-------- Records provided --------

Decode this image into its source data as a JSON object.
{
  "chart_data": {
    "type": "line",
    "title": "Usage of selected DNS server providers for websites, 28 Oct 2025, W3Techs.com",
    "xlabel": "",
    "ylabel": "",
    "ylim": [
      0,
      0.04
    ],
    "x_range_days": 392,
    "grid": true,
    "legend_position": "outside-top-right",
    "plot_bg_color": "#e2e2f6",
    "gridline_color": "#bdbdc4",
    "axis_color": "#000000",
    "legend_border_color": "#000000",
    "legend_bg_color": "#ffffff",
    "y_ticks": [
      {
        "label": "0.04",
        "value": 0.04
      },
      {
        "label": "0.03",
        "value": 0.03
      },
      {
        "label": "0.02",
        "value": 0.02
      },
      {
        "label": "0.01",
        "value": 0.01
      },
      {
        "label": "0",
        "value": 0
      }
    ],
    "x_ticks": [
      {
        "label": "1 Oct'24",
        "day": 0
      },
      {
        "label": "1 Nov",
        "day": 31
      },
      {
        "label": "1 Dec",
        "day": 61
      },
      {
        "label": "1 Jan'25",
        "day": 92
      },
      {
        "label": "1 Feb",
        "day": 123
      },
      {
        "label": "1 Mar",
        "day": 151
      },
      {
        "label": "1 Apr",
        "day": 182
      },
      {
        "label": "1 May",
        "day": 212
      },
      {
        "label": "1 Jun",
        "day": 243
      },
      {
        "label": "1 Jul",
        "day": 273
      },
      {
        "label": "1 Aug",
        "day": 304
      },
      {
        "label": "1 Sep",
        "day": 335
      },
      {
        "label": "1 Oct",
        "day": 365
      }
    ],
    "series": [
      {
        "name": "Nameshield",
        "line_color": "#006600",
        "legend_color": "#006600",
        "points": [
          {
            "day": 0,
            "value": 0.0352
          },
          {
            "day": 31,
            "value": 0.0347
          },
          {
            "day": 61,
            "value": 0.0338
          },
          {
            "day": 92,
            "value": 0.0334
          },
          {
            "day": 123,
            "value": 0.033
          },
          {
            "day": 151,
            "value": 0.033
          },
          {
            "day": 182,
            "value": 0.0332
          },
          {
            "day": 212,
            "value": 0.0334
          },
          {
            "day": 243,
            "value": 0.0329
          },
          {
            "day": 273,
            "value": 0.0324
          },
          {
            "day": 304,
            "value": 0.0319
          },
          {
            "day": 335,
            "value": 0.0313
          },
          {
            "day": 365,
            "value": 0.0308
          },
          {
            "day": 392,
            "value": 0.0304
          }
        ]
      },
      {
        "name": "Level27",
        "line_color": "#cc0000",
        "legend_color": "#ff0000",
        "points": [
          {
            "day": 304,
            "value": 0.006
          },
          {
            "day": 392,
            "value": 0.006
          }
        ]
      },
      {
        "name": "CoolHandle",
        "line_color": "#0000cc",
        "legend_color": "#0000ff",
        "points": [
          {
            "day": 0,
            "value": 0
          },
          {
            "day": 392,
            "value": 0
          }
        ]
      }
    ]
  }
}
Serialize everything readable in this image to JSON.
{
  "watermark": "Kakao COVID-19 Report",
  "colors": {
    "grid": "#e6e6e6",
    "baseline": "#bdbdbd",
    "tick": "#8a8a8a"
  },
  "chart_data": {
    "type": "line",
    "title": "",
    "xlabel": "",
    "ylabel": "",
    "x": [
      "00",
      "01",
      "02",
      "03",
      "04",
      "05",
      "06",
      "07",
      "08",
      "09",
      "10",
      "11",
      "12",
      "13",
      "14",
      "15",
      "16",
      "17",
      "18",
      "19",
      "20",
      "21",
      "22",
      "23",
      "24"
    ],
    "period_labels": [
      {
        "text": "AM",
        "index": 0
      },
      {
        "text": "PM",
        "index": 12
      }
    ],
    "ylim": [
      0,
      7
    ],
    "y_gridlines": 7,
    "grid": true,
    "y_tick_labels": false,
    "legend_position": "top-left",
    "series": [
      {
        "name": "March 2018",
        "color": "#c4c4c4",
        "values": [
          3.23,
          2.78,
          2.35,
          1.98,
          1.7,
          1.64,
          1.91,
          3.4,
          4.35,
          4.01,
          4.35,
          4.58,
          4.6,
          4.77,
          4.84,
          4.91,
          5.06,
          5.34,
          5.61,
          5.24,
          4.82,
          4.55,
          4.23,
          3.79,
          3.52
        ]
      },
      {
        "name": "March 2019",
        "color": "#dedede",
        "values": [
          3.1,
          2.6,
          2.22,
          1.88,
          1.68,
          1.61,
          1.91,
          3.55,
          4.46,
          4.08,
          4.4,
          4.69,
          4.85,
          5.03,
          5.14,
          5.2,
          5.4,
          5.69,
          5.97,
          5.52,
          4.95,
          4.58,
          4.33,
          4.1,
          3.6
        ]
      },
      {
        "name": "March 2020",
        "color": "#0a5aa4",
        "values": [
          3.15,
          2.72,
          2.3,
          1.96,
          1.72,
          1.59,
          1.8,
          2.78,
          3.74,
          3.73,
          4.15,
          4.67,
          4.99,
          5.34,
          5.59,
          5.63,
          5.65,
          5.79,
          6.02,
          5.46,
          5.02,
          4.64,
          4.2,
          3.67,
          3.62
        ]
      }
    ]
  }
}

--------

*Task description*
From the listing, copy every line where the string "image" appears.

*Complete answer*
Decode this image into its source data as a JSON object.
Serialize everything readable in this image to JSON.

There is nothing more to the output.